** Given request **
Report back each line of the records that contains the string "with".
------
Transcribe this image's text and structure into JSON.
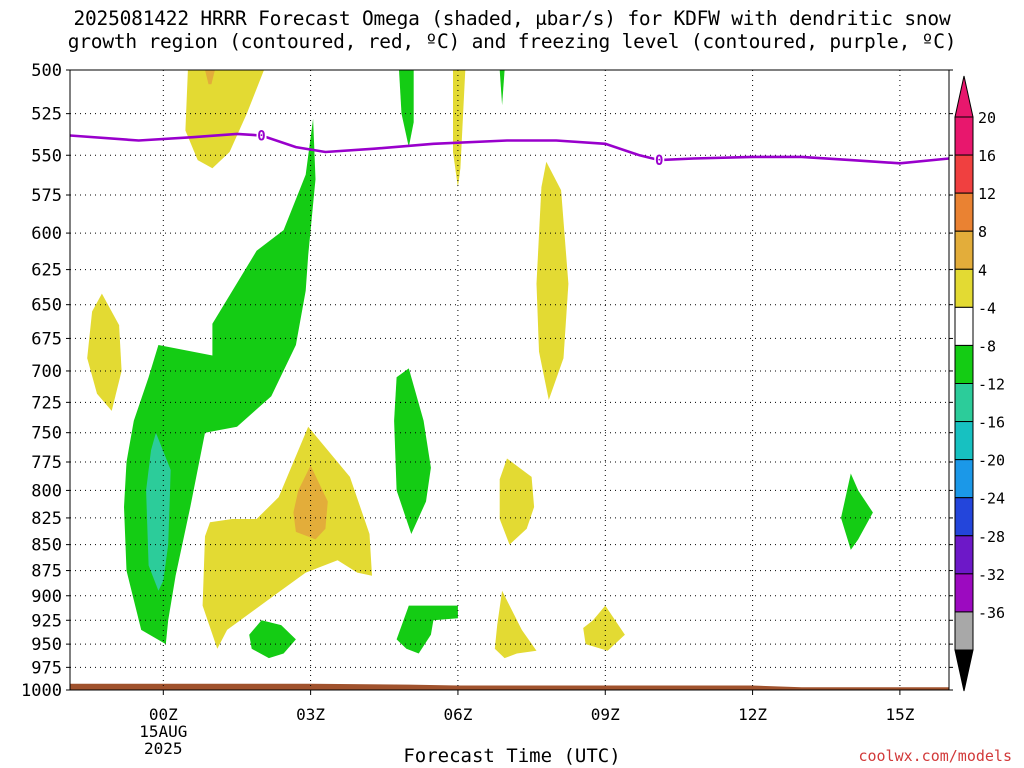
{
  "title_line1": "2025081422 HRRR Forecast Omega (shaded, μbar/s) for KDFW with dendritic snow",
  "title_line2": "growth region (contoured, red, ºC) and freezing level (contoured, purple, ºC)",
  "credit": "coolwx.com/models",
  "chart_data": {
    "type": "heatmap",
    "title": "2025081422 HRRR Forecast Omega (shaded, μbar/s) for KDFW with dendritic snow growth region (contoured, red, ºC) and freezing level (contoured, purple, ºC)",
    "xlabel": "Forecast Time (UTC)",
    "ylabel": "",
    "x_range_hours": [
      -1.9,
      16.0
    ],
    "x_ticks": [
      {
        "hour": 0,
        "label": "00Z",
        "sub": [
          "15AUG",
          "2025"
        ]
      },
      {
        "hour": 3,
        "label": "03Z"
      },
      {
        "hour": 6,
        "label": "06Z"
      },
      {
        "hour": 9,
        "label": "09Z"
      },
      {
        "hour": 12,
        "label": "12Z"
      },
      {
        "hour": 15,
        "label": "15Z"
      }
    ],
    "y_range_mb": [
      1000,
      500
    ],
    "y_ticks": [
      500,
      525,
      550,
      575,
      600,
      625,
      650,
      675,
      700,
      725,
      750,
      775,
      800,
      825,
      850,
      875,
      900,
      925,
      950,
      975,
      1000
    ],
    "y_scale": "log-pressure",
    "grid": true,
    "colorbar": {
      "labels": [
        20,
        16,
        12,
        8,
        4,
        -4,
        -8,
        -12,
        -16,
        -20,
        -24,
        -28,
        -32,
        -36
      ],
      "colors": [
        "#e8176d",
        "#f04040",
        "#ea8232",
        "#e3ad3a",
        "#e3da33",
        "#ffffff",
        "#14cc14",
        "#2ccc9a",
        "#17c1c1",
        "#1b98e8",
        "#2345db",
        "#6d18c8",
        "#9c0ac0",
        "#a8a8a8"
      ],
      "arrow_top": "#e8176d",
      "arrow_bottom": "#000000"
    },
    "freezing_level": {
      "label": "0",
      "color": "#9900cc",
      "points": [
        [
          -1.9,
          538
        ],
        [
          -0.5,
          541
        ],
        [
          0.6,
          539
        ],
        [
          1.5,
          537
        ],
        [
          2.0,
          538
        ],
        [
          2.7,
          545
        ],
        [
          3.3,
          548
        ],
        [
          4.3,
          546
        ],
        [
          5.5,
          543
        ],
        [
          7.0,
          541
        ],
        [
          8.0,
          541
        ],
        [
          9.0,
          543
        ],
        [
          9.7,
          550
        ],
        [
          10.1,
          553
        ],
        [
          10.8,
          552
        ],
        [
          12.0,
          551
        ],
        [
          13.0,
          551
        ],
        [
          14.0,
          553
        ],
        [
          15.0,
          555
        ],
        [
          16.0,
          552
        ]
      ]
    },
    "terrain": {
      "color": "#a0522d",
      "top_mb": [
        [
          -1.9,
          993
        ],
        [
          3.0,
          993
        ],
        [
          5.0,
          994
        ],
        [
          6.0,
          995
        ],
        [
          12.0,
          995
        ],
        [
          13.0,
          997
        ],
        [
          16.0,
          997
        ]
      ]
    },
    "omega_regions": [
      {
        "level": "4 to 8",
        "color": "#e3da33",
        "points": [
          [
            -1.45,
            655
          ],
          [
            -1.25,
            642
          ],
          [
            -0.9,
            665
          ],
          [
            -0.85,
            700
          ],
          [
            -1.05,
            732
          ],
          [
            -1.35,
            718
          ],
          [
            -1.55,
            690
          ]
        ]
      },
      {
        "level": "4 to 8",
        "color": "#e3da33",
        "points": [
          [
            0.5,
            500
          ],
          [
            2.05,
            500
          ],
          [
            1.7,
            525
          ],
          [
            1.35,
            548
          ],
          [
            1.0,
            558
          ],
          [
            0.7,
            553
          ],
          [
            0.45,
            535
          ]
        ]
      },
      {
        "level": "4 to 8",
        "color": "#e3da33",
        "points": [
          [
            2.95,
            745
          ],
          [
            3.8,
            788
          ],
          [
            4.2,
            840
          ],
          [
            4.25,
            880
          ],
          [
            3.95,
            877
          ],
          [
            3.55,
            865
          ],
          [
            2.9,
            877
          ],
          [
            2.25,
            900
          ],
          [
            1.3,
            935
          ],
          [
            1.1,
            955
          ],
          [
            0.8,
            910
          ],
          [
            0.85,
            842
          ],
          [
            0.95,
            829
          ],
          [
            1.4,
            826
          ],
          [
            1.9,
            826
          ],
          [
            2.35,
            806
          ]
        ]
      },
      {
        "level": "4 to 8",
        "color": "#e3da33",
        "points": [
          [
            5.9,
            500
          ],
          [
            6.15,
            500
          ],
          [
            6.05,
            558
          ],
          [
            6.0,
            570
          ],
          [
            5.9,
            548
          ]
        ]
      },
      {
        "level": "4 to 8",
        "color": "#e3da33",
        "points": [
          [
            7.8,
            554
          ],
          [
            8.1,
            572
          ],
          [
            8.25,
            635
          ],
          [
            8.15,
            690
          ],
          [
            7.85,
            723
          ],
          [
            7.65,
            685
          ],
          [
            7.6,
            635
          ],
          [
            7.7,
            570
          ]
        ]
      },
      {
        "level": "4 to 8",
        "color": "#e3da33",
        "points": [
          [
            7.0,
            772
          ],
          [
            7.5,
            788
          ],
          [
            7.55,
            815
          ],
          [
            7.4,
            835
          ],
          [
            7.05,
            850
          ],
          [
            6.85,
            826
          ],
          [
            6.85,
            790
          ]
        ]
      },
      {
        "level": "4 to 8",
        "color": "#e3da33",
        "points": [
          [
            6.9,
            895
          ],
          [
            7.3,
            935
          ],
          [
            7.6,
            957
          ],
          [
            7.2,
            960
          ],
          [
            6.95,
            965
          ],
          [
            6.75,
            955
          ],
          [
            6.8,
            930
          ]
        ]
      },
      {
        "level": "4 to 8",
        "color": "#e3da33",
        "points": [
          [
            8.75,
            925
          ],
          [
            9.0,
            910
          ],
          [
            9.4,
            940
          ],
          [
            9.05,
            957
          ],
          [
            8.6,
            950
          ],
          [
            8.55,
            933
          ]
        ]
      },
      {
        "level": "8 to 12",
        "color": "#e3ad3a",
        "points": [
          [
            3.0,
            778
          ],
          [
            3.35,
            810
          ],
          [
            3.3,
            835
          ],
          [
            3.1,
            845
          ],
          [
            2.7,
            838
          ],
          [
            2.65,
            820
          ],
          [
            2.75,
            800
          ]
        ]
      },
      {
        "level": "8 to 12",
        "color": "#e3ad3a",
        "points": [
          [
            0.85,
            500
          ],
          [
            1.05,
            500
          ],
          [
            0.98,
            508
          ],
          [
            0.92,
            508
          ]
        ]
      },
      {
        "level": "-4 to -8",
        "color": "#14cc14",
        "points": [
          [
            3.05,
            528
          ],
          [
            3.1,
            565
          ],
          [
            2.95,
            615
          ],
          [
            2.9,
            640
          ],
          [
            2.7,
            680
          ],
          [
            2.2,
            720
          ],
          [
            1.5,
            745
          ],
          [
            0.85,
            750
          ],
          [
            0.55,
            815
          ],
          [
            0.25,
            880
          ],
          [
            0.1,
            925
          ],
          [
            0.05,
            950
          ],
          [
            -0.45,
            935
          ],
          [
            -0.75,
            875
          ],
          [
            -0.8,
            815
          ],
          [
            -0.75,
            775
          ],
          [
            -0.6,
            740
          ],
          [
            -0.3,
            705
          ],
          [
            -0.1,
            680
          ],
          [
            1.0,
            688
          ],
          [
            1.0,
            664
          ],
          [
            1.9,
            612
          ],
          [
            2.45,
            598
          ],
          [
            2.9,
            562
          ]
        ]
      },
      {
        "level": "-4 to -8",
        "color": "#14cc14",
        "points": [
          [
            4.8,
            500
          ],
          [
            5.1,
            500
          ],
          [
            5.1,
            530
          ],
          [
            5.0,
            545
          ],
          [
            4.85,
            525
          ]
        ]
      },
      {
        "level": "-4 to -8",
        "color": "#14cc14",
        "points": [
          [
            6.85,
            500
          ],
          [
            6.95,
            500
          ],
          [
            6.9,
            520
          ]
        ]
      },
      {
        "level": "-4 to -8",
        "color": "#14cc14",
        "points": [
          [
            5.0,
            698
          ],
          [
            5.3,
            740
          ],
          [
            5.45,
            780
          ],
          [
            5.35,
            810
          ],
          [
            5.05,
            840
          ],
          [
            4.75,
            800
          ],
          [
            4.7,
            740
          ],
          [
            4.75,
            705
          ]
        ]
      },
      {
        "level": "-4 to -8",
        "color": "#14cc14",
        "points": [
          [
            5.0,
            910
          ],
          [
            6.0,
            910
          ],
          [
            6.0,
            923
          ],
          [
            5.5,
            925
          ],
          [
            5.45,
            940
          ],
          [
            5.2,
            960
          ],
          [
            4.95,
            955
          ],
          [
            4.75,
            945
          ]
        ]
      },
      {
        "level": "-4 to -8",
        "color": "#14cc14",
        "points": [
          [
            2.0,
            925
          ],
          [
            2.4,
            930
          ],
          [
            2.7,
            945
          ],
          [
            2.45,
            960
          ],
          [
            2.15,
            965
          ],
          [
            1.8,
            955
          ],
          [
            1.75,
            940
          ]
        ]
      },
      {
        "level": "-4 to -8",
        "color": "#14cc14",
        "points": [
          [
            14.0,
            785
          ],
          [
            14.15,
            800
          ],
          [
            14.45,
            820
          ],
          [
            14.15,
            845
          ],
          [
            14.0,
            855
          ],
          [
            13.8,
            825
          ]
        ]
      },
      {
        "level": "-8 to -12",
        "color": "#2ccc9a",
        "points": [
          [
            -0.15,
            750
          ],
          [
            0.15,
            782
          ],
          [
            0.1,
            850
          ],
          [
            0.0,
            885
          ],
          [
            -0.1,
            895
          ],
          [
            -0.3,
            870
          ],
          [
            -0.35,
            800
          ],
          [
            -0.25,
            765
          ]
        ]
      }
    ]
  }
}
------
** Task solution **
  "title_line1": "2025081422 HRRR Forecast Omega (shaded, μbar/s) for KDFW with dendritic snow",
    "title": "2025081422 HRRR Forecast Omega (shaded, μbar/s) for KDFW with dendritic snow growth region (contoured, red, ºC) and freezing level (contoured, purple, ºC)",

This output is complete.